Work to complete. Select all lines holding the word "mesi" from the entries that follow.

Saved entries:
——————————

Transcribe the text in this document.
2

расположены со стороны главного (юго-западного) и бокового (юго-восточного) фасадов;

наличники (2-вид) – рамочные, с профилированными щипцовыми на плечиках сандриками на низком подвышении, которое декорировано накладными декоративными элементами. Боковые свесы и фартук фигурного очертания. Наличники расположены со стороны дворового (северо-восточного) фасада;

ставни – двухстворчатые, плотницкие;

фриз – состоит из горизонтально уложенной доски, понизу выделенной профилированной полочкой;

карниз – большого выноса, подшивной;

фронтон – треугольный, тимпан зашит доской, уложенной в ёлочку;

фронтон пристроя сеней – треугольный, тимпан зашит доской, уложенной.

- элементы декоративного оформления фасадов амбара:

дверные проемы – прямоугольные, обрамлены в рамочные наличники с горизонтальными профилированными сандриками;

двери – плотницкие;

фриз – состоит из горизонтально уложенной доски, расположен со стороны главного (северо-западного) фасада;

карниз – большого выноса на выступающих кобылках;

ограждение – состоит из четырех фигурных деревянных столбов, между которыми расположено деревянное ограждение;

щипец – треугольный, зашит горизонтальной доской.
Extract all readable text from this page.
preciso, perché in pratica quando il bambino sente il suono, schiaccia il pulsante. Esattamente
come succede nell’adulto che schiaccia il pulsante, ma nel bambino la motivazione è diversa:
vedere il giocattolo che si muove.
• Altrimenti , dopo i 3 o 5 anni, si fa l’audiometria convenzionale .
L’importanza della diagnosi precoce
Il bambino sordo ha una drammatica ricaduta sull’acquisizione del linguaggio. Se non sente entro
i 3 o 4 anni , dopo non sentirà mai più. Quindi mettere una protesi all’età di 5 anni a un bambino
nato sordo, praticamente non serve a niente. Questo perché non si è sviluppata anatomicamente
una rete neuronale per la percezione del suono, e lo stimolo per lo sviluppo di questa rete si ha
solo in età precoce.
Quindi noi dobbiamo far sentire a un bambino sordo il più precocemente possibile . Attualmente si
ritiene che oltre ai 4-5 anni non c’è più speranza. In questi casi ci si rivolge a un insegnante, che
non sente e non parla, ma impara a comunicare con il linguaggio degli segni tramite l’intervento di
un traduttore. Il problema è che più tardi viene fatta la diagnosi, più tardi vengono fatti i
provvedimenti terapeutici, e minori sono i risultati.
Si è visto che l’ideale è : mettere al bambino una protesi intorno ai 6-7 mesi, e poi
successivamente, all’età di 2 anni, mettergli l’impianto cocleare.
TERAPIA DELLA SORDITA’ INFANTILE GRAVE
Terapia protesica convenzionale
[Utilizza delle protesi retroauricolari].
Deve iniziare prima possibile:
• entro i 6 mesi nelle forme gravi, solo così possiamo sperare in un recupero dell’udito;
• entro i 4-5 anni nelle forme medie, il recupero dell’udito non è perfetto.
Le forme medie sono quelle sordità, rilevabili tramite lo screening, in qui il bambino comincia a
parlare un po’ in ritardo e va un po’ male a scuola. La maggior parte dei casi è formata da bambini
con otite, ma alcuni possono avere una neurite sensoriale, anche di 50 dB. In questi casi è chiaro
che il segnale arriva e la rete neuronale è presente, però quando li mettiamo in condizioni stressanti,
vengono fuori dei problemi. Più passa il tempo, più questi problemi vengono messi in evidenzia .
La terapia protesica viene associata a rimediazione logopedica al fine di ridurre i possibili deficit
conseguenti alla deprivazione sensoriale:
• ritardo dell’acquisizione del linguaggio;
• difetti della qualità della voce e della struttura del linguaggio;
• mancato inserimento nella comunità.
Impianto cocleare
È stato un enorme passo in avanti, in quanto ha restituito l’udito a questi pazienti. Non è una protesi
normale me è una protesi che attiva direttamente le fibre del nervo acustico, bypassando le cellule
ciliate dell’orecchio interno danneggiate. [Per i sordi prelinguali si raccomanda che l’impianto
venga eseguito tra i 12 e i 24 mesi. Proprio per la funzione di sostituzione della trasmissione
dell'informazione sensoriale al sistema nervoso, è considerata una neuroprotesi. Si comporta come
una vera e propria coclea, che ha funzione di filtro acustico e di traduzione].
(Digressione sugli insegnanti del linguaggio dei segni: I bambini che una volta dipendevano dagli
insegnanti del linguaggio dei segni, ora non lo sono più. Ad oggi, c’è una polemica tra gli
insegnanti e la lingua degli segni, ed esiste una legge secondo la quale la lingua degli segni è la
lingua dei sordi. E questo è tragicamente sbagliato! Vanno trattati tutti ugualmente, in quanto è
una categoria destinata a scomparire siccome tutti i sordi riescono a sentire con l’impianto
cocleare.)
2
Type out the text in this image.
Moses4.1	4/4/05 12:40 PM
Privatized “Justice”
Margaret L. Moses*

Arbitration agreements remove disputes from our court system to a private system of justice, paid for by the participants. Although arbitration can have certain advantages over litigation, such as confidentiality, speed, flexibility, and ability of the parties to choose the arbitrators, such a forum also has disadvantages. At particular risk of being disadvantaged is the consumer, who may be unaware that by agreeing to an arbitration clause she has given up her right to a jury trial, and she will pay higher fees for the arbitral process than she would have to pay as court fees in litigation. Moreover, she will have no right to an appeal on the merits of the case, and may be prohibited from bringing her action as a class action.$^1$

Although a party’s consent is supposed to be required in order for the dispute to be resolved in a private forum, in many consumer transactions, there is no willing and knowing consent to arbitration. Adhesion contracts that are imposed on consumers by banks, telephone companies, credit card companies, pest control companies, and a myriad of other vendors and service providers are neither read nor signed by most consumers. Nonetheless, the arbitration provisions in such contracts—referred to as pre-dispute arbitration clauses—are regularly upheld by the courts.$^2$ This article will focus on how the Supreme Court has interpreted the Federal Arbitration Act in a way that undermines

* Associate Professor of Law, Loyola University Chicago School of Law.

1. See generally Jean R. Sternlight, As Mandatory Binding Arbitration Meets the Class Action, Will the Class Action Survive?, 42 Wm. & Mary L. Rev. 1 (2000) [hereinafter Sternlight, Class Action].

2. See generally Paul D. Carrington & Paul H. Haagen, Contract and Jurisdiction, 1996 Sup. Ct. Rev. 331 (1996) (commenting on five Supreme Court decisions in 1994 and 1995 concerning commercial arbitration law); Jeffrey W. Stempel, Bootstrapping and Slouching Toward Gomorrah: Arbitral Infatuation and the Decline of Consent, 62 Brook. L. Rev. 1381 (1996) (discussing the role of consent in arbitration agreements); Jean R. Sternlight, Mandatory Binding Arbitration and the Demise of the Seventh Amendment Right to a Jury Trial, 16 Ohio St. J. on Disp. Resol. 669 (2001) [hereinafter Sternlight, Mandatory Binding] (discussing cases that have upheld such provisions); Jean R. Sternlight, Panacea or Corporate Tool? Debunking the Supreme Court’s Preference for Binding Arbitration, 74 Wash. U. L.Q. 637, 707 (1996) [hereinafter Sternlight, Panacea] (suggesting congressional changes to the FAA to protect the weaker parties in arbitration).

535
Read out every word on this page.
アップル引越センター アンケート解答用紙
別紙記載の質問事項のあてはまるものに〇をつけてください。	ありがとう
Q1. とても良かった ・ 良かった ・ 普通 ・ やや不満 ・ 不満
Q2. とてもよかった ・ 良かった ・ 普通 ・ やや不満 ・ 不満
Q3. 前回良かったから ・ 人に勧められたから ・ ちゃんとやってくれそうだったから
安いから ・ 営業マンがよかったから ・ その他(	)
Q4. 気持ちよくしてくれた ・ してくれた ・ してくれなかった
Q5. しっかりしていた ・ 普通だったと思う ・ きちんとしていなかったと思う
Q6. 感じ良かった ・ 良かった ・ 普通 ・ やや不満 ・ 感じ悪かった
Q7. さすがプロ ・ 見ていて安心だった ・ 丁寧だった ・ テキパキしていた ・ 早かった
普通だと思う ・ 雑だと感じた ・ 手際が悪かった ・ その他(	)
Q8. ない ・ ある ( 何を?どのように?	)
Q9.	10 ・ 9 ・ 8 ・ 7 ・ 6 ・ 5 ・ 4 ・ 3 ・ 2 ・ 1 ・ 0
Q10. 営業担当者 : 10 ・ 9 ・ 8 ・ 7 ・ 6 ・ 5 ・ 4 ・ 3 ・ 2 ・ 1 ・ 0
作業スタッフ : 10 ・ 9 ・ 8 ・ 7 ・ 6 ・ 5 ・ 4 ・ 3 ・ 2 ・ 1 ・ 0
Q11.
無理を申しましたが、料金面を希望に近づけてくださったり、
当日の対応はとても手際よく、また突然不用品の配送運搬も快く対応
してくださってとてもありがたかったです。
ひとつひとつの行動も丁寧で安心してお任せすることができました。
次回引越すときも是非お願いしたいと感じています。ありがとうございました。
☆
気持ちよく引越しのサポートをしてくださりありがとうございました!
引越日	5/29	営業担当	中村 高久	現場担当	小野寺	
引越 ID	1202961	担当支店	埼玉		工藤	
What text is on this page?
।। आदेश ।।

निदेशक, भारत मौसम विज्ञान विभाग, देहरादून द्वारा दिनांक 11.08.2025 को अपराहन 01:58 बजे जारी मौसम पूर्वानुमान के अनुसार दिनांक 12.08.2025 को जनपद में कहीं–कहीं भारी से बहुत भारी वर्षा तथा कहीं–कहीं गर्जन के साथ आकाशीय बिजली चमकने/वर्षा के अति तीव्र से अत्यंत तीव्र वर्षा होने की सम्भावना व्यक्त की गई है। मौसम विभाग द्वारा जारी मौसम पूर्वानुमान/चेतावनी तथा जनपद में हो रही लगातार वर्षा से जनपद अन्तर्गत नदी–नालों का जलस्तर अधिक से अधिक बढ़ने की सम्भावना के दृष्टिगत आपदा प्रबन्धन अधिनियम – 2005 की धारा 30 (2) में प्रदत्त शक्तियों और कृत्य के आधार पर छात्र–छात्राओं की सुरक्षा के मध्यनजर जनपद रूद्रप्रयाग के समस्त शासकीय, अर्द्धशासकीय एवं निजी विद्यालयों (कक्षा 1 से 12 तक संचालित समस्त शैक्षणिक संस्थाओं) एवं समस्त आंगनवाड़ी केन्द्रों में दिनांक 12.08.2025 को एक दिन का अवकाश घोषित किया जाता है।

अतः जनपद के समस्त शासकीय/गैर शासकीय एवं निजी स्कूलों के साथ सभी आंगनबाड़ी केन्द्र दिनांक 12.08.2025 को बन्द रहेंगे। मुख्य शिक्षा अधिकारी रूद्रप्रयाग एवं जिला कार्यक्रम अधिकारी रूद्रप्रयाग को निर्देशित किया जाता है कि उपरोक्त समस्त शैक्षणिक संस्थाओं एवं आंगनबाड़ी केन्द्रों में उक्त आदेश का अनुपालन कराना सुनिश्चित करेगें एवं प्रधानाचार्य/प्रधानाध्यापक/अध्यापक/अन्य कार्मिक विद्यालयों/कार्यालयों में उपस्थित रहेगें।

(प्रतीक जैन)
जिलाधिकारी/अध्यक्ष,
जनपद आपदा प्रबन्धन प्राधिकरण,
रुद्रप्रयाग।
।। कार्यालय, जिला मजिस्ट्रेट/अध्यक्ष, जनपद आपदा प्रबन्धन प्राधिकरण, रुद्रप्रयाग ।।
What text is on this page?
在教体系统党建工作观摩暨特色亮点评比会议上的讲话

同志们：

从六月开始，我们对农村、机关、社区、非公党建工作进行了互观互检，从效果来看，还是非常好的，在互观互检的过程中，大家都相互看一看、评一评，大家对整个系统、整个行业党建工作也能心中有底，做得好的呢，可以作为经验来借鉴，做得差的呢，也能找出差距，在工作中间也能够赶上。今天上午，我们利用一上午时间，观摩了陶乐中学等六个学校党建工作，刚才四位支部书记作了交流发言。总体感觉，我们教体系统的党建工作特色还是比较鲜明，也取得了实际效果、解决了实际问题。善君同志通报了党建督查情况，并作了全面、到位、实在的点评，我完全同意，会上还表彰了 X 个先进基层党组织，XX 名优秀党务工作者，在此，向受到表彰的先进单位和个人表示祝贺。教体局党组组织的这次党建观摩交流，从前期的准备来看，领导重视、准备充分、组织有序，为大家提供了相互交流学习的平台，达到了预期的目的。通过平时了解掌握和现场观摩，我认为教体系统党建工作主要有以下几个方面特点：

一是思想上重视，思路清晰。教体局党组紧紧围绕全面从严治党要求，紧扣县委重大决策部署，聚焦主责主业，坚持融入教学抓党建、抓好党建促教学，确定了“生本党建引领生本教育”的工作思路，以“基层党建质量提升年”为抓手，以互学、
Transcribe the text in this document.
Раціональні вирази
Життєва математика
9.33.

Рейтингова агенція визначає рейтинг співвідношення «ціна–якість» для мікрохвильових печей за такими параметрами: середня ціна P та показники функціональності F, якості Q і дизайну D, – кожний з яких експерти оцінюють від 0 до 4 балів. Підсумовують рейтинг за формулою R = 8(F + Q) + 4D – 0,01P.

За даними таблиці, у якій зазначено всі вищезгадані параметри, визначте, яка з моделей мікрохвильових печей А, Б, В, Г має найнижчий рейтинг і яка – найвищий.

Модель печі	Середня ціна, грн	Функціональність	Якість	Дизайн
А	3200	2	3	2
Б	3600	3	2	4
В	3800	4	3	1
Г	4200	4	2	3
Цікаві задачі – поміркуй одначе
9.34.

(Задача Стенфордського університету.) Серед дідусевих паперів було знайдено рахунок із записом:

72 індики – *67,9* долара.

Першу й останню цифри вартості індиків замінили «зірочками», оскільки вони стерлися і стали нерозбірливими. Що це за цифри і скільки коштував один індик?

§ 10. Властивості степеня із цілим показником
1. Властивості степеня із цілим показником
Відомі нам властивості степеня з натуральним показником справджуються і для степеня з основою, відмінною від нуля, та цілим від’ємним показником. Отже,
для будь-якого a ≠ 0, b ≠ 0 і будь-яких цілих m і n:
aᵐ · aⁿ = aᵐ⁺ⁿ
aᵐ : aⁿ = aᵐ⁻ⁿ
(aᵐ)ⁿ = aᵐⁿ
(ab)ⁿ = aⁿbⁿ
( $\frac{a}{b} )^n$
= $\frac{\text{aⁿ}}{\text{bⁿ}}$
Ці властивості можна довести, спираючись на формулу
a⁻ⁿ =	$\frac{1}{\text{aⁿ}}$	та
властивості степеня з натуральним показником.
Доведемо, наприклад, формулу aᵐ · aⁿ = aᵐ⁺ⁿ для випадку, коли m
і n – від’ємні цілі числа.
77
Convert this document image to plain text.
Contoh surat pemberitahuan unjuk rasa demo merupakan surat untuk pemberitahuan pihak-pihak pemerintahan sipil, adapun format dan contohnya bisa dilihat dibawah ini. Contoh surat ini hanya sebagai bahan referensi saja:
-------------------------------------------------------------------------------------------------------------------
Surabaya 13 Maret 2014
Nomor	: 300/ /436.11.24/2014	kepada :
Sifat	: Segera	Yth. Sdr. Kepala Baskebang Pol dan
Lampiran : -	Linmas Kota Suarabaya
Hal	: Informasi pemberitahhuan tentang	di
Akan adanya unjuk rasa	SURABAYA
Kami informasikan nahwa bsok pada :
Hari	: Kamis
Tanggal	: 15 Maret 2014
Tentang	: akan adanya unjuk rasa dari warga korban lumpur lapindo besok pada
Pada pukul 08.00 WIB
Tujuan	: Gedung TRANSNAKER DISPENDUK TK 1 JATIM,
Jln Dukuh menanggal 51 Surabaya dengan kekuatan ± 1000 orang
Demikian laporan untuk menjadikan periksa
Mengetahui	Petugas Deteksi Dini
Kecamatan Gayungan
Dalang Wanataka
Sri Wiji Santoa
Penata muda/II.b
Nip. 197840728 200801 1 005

——————————

Completed exercise.
Si è visto che l’ideale è : mettere al bambino una protesi intorno ai 6-7 mesi, e poi
• entro i 6 mesi nelle forme gravi, solo così possiamo sperare in un recupero dell’udito;
venga eseguito tra i 12 e i 24 mesi. Proprio per la funzione di sostituzione della trasmissione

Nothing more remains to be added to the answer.